● Excerpt to read:

Future Minds – Critique of Artificial Intelligences
Seminars, guest lectures and additional workshops in Winter (2019/20), Filzengraben 8 – 10, 0.2 [ ] ground zero, Academy of Media Arts Cologne
for more detailed information, see exmediawiki-seminarpage »here«
Thursday weekly 11 am – 1 pm
Introduction to the programming of artificial intelligence (basic seminar)
Far-reaching cultural consequences of AI do not only become apparent when using upload filters for the algorithmic censorship of unwanted text and image content or when auctioning AI paintings at Christie’s; not even in the formulation of ethical guidelines for dealing with AI or the increased emergence of AI powered hate speech bots. They begin, very abstractly and mostly unnoticed in their programming, in semi-public, very formal discourse fields.
This is exactly where we start experimentally. The seminar will introduce the subsymbolic AI of neural networks and their programming in a very elementary way. Coding from scratch, discussing the code together and learning to understand it, in order to learn to assess the possibilities, limits and dangers of this technology for yourself is the aim of this seminar.
We do not adopt the technology of artificial intelligence as a tool in the Homo Faberian sense, but combine programming as an artistic practice with the critical analysis of its social effects, which can be developed in more depth in the parallel theoretical seminar “Future Minds – Critique of Artificial Intelligences”.
Thursday weekly 2 pm – 4 pm
Future Minds – Critique of Artificial Intelligences (theory seminar)
Starting with a look back at the roots of Artificial Intelligence (AI) in cybernetics, a number of topics and terms are presented that require closer examination if one wants to position oneself as an artist or theorist. These are by no means exclusively terms that can be assigned to the cybernetic tradition, such as artificial neuron, black box or machine learning. Even fashionable terms such as open culture, transparency or technological singularity must be renegotiated against the background of the foreseeable cultural, political and social consequences of AI technologies.

● What you will do:
a. According to the seminar description, during which hours does the theory seminar meet each Thursday?
b. Carry on the seminar description from the point at which it stops.
The entries that come after the seminar description have no connection to it.

[Stored dataset entries]
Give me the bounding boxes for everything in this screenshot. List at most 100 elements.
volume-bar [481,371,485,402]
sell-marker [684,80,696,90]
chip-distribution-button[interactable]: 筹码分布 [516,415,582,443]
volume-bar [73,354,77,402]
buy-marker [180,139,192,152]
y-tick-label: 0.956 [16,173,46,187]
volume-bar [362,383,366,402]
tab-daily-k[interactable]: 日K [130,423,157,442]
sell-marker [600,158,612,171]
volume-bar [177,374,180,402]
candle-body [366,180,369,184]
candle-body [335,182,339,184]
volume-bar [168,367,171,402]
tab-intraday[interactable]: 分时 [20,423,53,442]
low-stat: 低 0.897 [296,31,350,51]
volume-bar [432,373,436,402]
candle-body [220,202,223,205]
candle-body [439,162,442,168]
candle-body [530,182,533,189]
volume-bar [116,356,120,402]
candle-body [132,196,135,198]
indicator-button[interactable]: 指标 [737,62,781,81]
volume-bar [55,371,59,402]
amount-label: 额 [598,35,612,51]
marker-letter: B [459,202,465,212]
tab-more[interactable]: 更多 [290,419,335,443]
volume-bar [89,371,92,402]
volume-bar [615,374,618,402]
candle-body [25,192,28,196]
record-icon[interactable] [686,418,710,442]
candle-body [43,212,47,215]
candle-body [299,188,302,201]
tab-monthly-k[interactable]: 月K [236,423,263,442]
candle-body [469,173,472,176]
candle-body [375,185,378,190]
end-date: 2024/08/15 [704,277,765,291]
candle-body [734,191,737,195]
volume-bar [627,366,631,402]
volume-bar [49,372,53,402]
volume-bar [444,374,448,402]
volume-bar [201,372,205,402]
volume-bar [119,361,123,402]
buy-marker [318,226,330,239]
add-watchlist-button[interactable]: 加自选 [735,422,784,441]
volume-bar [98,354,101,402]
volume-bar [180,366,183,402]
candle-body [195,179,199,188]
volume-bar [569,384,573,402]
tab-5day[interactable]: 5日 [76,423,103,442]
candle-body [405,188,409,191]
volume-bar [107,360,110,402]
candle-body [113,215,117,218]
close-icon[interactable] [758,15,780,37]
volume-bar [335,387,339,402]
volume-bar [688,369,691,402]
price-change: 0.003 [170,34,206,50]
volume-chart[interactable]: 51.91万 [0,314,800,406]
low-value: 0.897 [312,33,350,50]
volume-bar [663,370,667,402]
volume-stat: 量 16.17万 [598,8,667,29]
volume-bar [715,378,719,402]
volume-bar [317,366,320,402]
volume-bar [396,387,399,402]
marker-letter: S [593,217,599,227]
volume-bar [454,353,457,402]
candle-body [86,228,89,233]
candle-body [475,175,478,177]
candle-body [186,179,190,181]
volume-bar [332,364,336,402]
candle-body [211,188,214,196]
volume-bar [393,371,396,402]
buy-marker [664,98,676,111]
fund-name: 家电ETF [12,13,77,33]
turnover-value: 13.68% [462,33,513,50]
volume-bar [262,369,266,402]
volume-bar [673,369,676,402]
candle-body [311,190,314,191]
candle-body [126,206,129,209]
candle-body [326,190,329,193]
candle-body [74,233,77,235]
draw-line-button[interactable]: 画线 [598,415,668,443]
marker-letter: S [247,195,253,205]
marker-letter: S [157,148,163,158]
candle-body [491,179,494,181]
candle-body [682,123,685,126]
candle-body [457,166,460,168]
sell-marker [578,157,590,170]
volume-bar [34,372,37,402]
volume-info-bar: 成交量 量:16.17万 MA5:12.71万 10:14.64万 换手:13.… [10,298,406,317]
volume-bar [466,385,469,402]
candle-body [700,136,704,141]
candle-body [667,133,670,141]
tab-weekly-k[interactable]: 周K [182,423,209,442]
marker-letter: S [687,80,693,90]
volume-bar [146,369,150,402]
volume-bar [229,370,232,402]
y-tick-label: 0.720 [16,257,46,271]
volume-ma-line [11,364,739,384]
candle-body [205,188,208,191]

● Responses per task:
a. 2 pm to 4 pm

b.
For example, what is the control problem of automated decision-making processes? Where are technical and where are ethical problems when we delegate decisions to machines? Can you program ethics? Can AI’s justify their decisions? AI is used to control a wide variety of processes, with the transition between control and prediction being fluid. But predictions are subject to fundamental limits, which also give indications of the limits of AIs.
In addition to the basic course “Introduction to the Programming of Artificial Intelligences”, which takes place in parallel, a condensed insight into machine learning and the working methods of artificial neural networks, which have triggered the current discourse on AI, is given. On the basis of selected artistic works it is shown how the arts are aesthetically and critically examine these technologies.
Day’s & Topics
Poetic coding | Machine poetry | How to code Autopoetry Apparatus | Machine reading | Machine seeing | Machine learning | AI on Rasp Pi | How to code Stochastics Walks on the Latent Space | How to Dual Use? | Generative Adversarial Networks | How to code Positive Extraction and Reproduction System | DNA phenotyping | Convolutional Neural Networks | How to code Office Plants
History of AI| Machine Learning + Explainable AI | The relationship of digital platform capitalism to the singularity ideology | AI as a pacesetter for technocratic retrotopias | Computational Creativity | Prediction + Decision making | Where does the war begin? | Biases + digital ethics | Singularity, Strong AI & Functionalism
Key texts / Semesterapparat (with KHM-Login only)
table of contents
Hands on Keras & Tensorflow
all examples working with MNIST handwritten digit database
Dense Neural Net
- Coding Artificial Neural Nets (DNN) in Tensorflow & Keras:
Autoencoders
- Simple Autoencoder in Tensorflow & Keras
Convolutional Neural Nets
- CNN in Tensorflow & Keras
Generative Adversarial Networks
- GAN in Tensorflow & Keras
Interpretable AI
- Visualizing Activations (based on model from CNN-in-Keras.ipynb)
- Visualizing Heatmaps (based on model from CNN-in-Keras.ipynb)
Explainable AI
- LIME for image classification by using Keras (InceptionV3)
Natural Language Processing (NLP)
Text Preprocessing
- for english Textcorpora
- for german Textcorpora
Chatbots
- Basic Encodings & traditional embeddings (ONE-HOT / BOW / TF-IDF)
- Basic Chatbots (TF-IDF)
- Chatbots with Chatterbot
Sentiment Analysis
- Sentiment Analysis for german textcorpora
Word embeddings
- train a Word2vev Modell on your own Texts
RNN/LSTM
- LSTM– Textgeneration
Datasets
- Loading and scraping data from the web
- load_scrape_data-sets.ipynb
- und dann noch das von letztens…
.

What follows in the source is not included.